_Data provided:_
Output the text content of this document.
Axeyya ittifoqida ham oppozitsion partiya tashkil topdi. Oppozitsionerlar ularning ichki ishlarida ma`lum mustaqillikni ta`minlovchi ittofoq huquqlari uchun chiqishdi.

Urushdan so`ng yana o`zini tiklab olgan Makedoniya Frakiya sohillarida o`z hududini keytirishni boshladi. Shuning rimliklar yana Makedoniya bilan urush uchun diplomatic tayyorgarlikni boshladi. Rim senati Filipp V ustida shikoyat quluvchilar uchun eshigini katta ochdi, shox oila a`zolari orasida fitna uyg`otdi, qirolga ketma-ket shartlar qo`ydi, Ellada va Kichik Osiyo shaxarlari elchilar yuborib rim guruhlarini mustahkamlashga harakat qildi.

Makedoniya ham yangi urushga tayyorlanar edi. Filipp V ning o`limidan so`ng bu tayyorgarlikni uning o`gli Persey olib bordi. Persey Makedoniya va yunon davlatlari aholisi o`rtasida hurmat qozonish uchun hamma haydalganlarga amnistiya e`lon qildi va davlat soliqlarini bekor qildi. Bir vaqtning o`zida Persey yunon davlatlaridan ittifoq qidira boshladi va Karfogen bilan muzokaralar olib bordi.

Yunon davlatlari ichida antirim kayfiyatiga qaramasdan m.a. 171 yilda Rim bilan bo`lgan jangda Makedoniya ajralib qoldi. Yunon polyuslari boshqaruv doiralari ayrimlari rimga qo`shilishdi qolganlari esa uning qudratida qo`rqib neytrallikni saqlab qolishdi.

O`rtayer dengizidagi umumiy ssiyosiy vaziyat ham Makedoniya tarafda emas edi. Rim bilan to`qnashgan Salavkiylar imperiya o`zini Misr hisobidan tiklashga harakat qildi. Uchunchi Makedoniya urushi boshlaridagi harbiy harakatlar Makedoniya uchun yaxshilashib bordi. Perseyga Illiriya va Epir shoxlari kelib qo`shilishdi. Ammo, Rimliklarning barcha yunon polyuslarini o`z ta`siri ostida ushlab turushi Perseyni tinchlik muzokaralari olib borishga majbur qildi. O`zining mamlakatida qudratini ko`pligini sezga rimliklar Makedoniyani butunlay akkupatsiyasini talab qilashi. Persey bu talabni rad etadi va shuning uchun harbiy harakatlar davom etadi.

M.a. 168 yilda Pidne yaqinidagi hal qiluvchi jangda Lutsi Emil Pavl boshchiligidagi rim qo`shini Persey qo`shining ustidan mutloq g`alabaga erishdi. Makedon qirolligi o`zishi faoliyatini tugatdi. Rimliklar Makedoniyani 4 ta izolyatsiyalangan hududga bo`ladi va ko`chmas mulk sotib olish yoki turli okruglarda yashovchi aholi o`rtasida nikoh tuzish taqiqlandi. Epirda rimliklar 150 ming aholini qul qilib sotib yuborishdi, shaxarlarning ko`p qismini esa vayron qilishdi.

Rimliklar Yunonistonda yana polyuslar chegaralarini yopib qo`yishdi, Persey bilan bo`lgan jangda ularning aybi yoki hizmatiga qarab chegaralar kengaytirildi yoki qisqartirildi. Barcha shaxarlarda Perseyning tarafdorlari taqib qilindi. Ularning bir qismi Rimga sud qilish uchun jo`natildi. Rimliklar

_What you are asked to do:_
Without leaving anything out, give the entries again exactly.

_Answer to this problem:_
Output the text content of this document.
Axeyya ittifoqida ham oppozitsion partiya tashkil topdi. Oppozitsionerlar ularning ichki ishlarida ma`lum mustaqillikni ta`minlovchi ittofoq huquqlari uchun chiqishdi.

Urushdan so`ng yana o`zini tiklab olgan Makedoniya Frakiya sohillarida o`z hududini keytirishni boshladi. Shuning rimliklar yana Makedoniya bilan urush uchun diplomatic tayyorgarlikni boshladi. Rim senati Filipp V ustida shikoyat quluvchilar uchun eshigini katta ochdi, shox oila a`zolari orasida fitna uyg`otdi, qirolga ketma-ket shartlar qo`ydi, Ellada va Kichik Osiyo shaxarlari elchilar yuborib rim guruhlarini mustahkamlashga harakat qildi.

Makedoniya ham yangi urushga tayyorlanar edi. Filipp V ning o`limidan so`ng bu tayyorgarlikni uning o`gli Persey olib bordi. Persey Makedoniya va yunon davlatlari aholisi o`rtasida hurmat qozonish uchun hamma haydalganlarga amnistiya e`lon qildi va davlat soliqlarini bekor qildi. Bir vaqtning o`zida Persey yunon davlatlaridan ittifoq qidira boshladi va Karfogen bilan muzokaralar olib bordi.

Yunon davlatlari ichida antirim kayfiyatiga qaramasdan m.a. 171 yilda Rim bilan bo`lgan jangda Makedoniya ajralib qoldi. Yunon polyuslari boshqaruv doiralari ayrimlari rimga qo`shilishdi qolganlari esa uning qudratida qo`rqib neytrallikni saqlab qolishdi.

O`rtayer dengizidagi umumiy ssiyosiy vaziyat ham Makedoniya tarafda emas edi. Rim bilan to`qnashgan Salavkiylar imperiya o`zini Misr hisobidan tiklashga harakat qildi. Uchunchi Makedoniya urushi boshlaridagi harbiy harakatlar Makedoniya uchun yaxshilashib bordi. Perseyga Illiriya va Epir shoxlari kelib qo`shilishdi. Ammo, Rimliklarning barcha yunon polyuslarini o`z ta`siri ostida ushlab turushi Perseyni tinchlik muzokaralari olib borishga majbur qildi. O`zining mamlakatida qudratini ko`pligini sezga rimliklar Makedoniyani butunlay akkupatsiyasini talab qilashi. Persey bu talabni rad etadi va shuning uchun harbiy harakatlar davom etadi.

M.a. 168 yilda Pidne yaqinidagi hal qiluvchi jangda Lutsi Emil Pavl boshchiligidagi rim qo`shini Persey qo`shining ustidan mutloq g`alabaga erishdi. Makedon qirolligi o`zishi faoliyatini tugatdi. Rimliklar Makedoniyani 4 ta izolyatsiyalangan hududga bo`ladi va ko`chmas mulk sotib olish yoki turli okruglarda yashovchi aholi o`rtasida nikoh tuzish taqiqlandi. Epirda rimliklar 150 ming aholini qul qilib sotib yuborishdi, shaxarlarning ko`p qismini esa vayron qilishdi.

Rimliklar Yunonistonda yana polyuslar chegaralarini yopib qo`yishdi, Persey bilan bo`lgan jangda ularning aybi yoki hizmatiga qarab chegaralar kengaytirildi yoki qisqartirildi. Barcha shaxarlarda Perseyning tarafdorlari taqib qilindi. Ularning bir qismi Rimga sud qilish uchun jo`natildi. Rimliklar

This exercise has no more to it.